Document excerpt:
Making Hinduism safe

All I need to do is make a few alterations. I can add the right words here and there, and I can cut out the offending ones.
(Sijie 2001: 78)
William Jones (1746–94), an exceptionally gifted Welshman of his time, occupies a distinctive place in the study of British orientalism. His oriental pursuits began even before he set foot on Indian soil in 1783. Born in London in 1746, and a product of Harrow and of University College, Oxford, Jones rapidly gained linguistic proficiency in diverse classical languages such as Latin, Greek, Hebrew, Arabic, and Persian. Later he learned Sanskrit in India, mainly for administrative purposes. He is known for a language (Sanskrit) that he was not initially keen to learn but found himself falling in love with. He is best known, however, for his “discovery” of an Indo-European family of languages, drawing attention to the close resemblances between Sanskrit and the classical languages of Europe.1 His published works include the translation of the Persian History of Nader Shah into French (1770) and English (1773), and the Grammar of the Persian Language (1771). Among his translations, two stand out: Kālidāsa’s Sanskrit play Ṥakuntalᾱ (1789),2 which made a profound impact on Europe, and The Institutes of Hindu Law: or, the Ordinances of Menu (or Manu; completed and published after Jones’ death as A Digest of Hindu Law on Contracts and Successions), intended for the use of English judges in India. Jones was more than a linguist – he was a polymath, a man of extraordinary talents and wideranging interests that included music, poetry, philology, religion, botany, astronomy, history, politics, and law.3
Jones turned to the Bar in 1770 in order to make himself financially independent. It was law rather than his quest for the Orient that led him to India. He set off for the subcontinent in 1783 to take up a judgeship in the Calcutta Supreme Court. As with many middle-class gentlemen of his time, Jones went to India to improve his financial prospects with the intention of eventually returning to England with his wife Anna Maria, to a peaceful retired life on a country estate. Sadly, he died in 1794, at the age of 47, before he could realize his dreams.

Data for the task:

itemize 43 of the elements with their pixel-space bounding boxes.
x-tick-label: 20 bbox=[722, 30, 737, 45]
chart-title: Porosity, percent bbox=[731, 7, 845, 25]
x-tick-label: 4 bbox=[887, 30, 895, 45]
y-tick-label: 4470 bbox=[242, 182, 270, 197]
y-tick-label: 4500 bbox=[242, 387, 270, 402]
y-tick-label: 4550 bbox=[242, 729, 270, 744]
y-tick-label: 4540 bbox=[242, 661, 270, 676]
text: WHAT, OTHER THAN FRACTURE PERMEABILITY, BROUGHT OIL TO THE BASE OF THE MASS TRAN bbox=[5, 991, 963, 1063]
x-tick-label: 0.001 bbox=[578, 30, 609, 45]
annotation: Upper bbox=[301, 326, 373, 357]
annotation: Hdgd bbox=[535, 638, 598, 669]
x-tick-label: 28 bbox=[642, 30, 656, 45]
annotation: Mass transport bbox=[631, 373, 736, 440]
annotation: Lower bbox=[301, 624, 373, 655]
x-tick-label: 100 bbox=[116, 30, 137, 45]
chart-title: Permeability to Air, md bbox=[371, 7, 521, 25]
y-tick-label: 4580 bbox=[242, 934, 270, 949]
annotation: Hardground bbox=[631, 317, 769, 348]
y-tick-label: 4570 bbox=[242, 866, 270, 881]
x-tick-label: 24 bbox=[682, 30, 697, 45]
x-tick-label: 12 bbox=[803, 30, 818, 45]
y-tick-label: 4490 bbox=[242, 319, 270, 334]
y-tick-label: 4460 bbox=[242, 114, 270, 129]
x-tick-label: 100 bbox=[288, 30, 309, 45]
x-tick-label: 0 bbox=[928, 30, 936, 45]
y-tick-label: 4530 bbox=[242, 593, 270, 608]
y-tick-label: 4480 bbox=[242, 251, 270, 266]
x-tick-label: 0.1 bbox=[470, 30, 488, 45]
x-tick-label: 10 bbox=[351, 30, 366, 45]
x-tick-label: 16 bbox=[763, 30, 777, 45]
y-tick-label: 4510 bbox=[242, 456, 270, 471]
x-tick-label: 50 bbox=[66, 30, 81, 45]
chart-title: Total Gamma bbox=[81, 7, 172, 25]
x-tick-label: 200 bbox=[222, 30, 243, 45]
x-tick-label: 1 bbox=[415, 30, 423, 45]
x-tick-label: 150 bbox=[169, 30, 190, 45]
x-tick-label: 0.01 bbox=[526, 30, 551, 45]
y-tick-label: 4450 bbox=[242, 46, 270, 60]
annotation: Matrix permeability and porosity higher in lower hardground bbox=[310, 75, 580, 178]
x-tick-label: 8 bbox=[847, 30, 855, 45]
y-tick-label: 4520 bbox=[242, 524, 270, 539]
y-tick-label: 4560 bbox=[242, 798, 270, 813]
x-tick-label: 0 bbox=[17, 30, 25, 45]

Task set:
a - Do the following statements agree with the excerpt on William Jones? Answer yes or no for each and quote the words of the text that decide it. (i) Jones learned Sanskrit before he arrived in India. (ii) Jones went to India to take up a judgeship in the Calcutta Supreme Court. (iii) Jones died at the age of 47.
b - Turn the listing, starting with its first line and going on through the line with "chart-title: Permeability to", into a Markdown table with the columns Row and Line. Leave out blank lines, and convert only these lines.

Task responses:
a -
(i) No: "Later he learned Sanskrit in India, mainly for administrative purposes."
(ii) Yes: "He set off for the subcontinent in 1783 to take up a judgeship in the Calcutta Supreme Court."
(iii) Yes: "he died in 1794, at the age of 47"

b -
| Row | Line |
|---|---|
| 1 | itemize 43 of the elements with their pixel-space bounding boxes. |
| 2 | x-tick-label: 20 bbox=[722, 30, 737, 45] |
| 3 | chart-title: Porosity, percent bbox=[731, 7, 845, 25] |
| 4 | x-tick-label: 4 bbox=[887, 30, 895, 45] |
| 5 | y-tick-label: 4470 bbox=[242, 182, 270, 197] |
| 6 | y-tick-label: 4500 bbox=[242, 387, 270, 402] |
| 7 | y-tick-label: 4550 bbox=[242, 729, 270, 744] |
| 8 | y-tick-label: 4540 bbox=[242, 661, 270, 676] |
| 9 | text: WHAT, OTHER THAN FRACTURE PERMEABILITY, BROUGHT OIL TO THE BASE OF THE MASS TRAN bbox=[5, 991, 963, 1063] |
| 10 | x-tick-label: 0.001 bbox=[578, 30, 609, 45] |
| 11 | annotation: Upper bbox=[301, 326, 373, 357] |
| 12 | annotation: Hdgd bbox=[535, 638, 598, 669] |
| 13 | x-tick-label: 28 bbox=[642, 30, 656, 45] |
| 14 | annotation: Mass transport bbox=[631, 373, 736, 440] |
| 15 | annotation: Lower bbox=[301, 624, 373, 655] |
| 16 | x-tick-label: 100 bbox=[116, 30, 137, 45] |
| 17 | chart-title: Permeability to Air, md bbox=[371, 7, 521, 25] |